▶ _INSTRUCTIONS TO FOLLOW_
Using the records that follow, copy every line containing the word "income".

▶ _LISTED ENTRIES_
※

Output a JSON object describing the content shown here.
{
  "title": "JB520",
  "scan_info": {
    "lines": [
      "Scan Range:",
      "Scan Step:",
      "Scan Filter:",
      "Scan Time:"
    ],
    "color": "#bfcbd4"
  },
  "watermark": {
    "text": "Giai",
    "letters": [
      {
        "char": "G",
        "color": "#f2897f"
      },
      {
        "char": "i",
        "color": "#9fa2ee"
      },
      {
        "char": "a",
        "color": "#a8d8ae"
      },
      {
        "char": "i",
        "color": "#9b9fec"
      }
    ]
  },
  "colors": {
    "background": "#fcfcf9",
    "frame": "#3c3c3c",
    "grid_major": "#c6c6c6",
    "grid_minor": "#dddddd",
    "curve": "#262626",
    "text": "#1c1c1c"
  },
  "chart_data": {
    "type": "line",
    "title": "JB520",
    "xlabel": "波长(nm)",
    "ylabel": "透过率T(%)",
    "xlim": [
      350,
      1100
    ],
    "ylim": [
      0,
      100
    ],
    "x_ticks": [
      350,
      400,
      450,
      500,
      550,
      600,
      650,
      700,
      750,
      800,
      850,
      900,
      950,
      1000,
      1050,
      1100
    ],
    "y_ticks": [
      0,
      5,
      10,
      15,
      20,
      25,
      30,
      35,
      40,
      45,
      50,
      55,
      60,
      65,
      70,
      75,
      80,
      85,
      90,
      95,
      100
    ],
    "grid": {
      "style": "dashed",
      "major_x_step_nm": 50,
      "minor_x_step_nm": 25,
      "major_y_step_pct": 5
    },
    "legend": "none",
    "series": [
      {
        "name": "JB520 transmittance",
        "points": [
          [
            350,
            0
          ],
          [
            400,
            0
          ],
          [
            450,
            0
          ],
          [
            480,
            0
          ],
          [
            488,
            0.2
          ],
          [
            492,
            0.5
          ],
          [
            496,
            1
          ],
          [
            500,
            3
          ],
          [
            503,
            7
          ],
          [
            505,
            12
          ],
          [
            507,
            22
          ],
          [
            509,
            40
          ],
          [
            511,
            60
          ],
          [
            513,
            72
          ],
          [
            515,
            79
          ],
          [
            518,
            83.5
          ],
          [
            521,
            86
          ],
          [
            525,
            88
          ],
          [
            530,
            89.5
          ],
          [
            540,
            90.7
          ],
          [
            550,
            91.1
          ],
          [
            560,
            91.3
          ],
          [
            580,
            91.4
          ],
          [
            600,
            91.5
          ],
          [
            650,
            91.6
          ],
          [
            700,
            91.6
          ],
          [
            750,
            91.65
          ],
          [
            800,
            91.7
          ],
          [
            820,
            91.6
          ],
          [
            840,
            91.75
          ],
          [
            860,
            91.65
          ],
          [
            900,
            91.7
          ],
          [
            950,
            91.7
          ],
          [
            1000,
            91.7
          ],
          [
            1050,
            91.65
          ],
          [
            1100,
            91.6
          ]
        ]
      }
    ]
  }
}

※

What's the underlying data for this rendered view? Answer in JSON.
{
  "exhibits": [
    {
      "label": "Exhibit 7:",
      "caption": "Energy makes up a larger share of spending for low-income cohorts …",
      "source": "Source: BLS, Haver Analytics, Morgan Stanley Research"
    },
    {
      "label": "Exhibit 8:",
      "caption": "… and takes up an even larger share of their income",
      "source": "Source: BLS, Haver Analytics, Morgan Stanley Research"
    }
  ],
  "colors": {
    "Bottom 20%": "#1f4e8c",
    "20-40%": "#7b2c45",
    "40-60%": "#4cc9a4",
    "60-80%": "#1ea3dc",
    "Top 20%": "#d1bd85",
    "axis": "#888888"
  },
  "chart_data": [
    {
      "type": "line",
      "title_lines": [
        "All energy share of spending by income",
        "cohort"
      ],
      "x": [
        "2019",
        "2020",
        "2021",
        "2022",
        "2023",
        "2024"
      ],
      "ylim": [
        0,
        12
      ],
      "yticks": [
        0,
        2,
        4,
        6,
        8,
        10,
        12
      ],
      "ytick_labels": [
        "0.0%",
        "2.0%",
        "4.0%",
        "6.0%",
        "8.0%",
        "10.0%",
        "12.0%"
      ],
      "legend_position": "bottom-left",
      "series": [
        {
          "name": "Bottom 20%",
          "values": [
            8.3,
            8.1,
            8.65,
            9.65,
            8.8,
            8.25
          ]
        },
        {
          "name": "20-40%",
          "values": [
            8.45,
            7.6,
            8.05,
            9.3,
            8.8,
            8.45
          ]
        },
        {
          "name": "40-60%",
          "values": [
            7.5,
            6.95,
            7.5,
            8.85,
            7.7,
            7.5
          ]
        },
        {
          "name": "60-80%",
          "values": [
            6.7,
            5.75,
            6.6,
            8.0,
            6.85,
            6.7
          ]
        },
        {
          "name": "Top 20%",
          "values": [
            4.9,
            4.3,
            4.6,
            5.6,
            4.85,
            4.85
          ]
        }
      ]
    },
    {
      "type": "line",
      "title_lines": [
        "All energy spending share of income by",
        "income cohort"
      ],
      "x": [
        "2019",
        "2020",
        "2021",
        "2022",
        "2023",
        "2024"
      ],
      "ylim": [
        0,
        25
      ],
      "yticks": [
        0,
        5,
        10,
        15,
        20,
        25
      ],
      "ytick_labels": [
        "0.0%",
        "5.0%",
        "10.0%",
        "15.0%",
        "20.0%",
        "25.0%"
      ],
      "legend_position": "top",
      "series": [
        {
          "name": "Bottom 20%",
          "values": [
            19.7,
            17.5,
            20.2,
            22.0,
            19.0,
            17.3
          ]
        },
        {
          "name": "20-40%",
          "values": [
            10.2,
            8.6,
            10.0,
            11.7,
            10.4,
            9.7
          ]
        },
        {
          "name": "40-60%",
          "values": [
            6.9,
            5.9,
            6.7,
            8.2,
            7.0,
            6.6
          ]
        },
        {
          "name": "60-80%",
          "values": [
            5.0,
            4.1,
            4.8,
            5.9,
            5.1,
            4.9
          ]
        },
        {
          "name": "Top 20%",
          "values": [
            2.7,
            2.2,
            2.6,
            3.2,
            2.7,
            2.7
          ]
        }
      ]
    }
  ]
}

※

▶ _RESPONSE FOR THIS EXERCISE_
      "caption": "Energy makes up a larger share of spending for low-income cohorts …",
      "caption": "… and takes up an even larger share of their income",
        "All energy share of spending by income",
        "All energy spending share of income by",
        "income cohort"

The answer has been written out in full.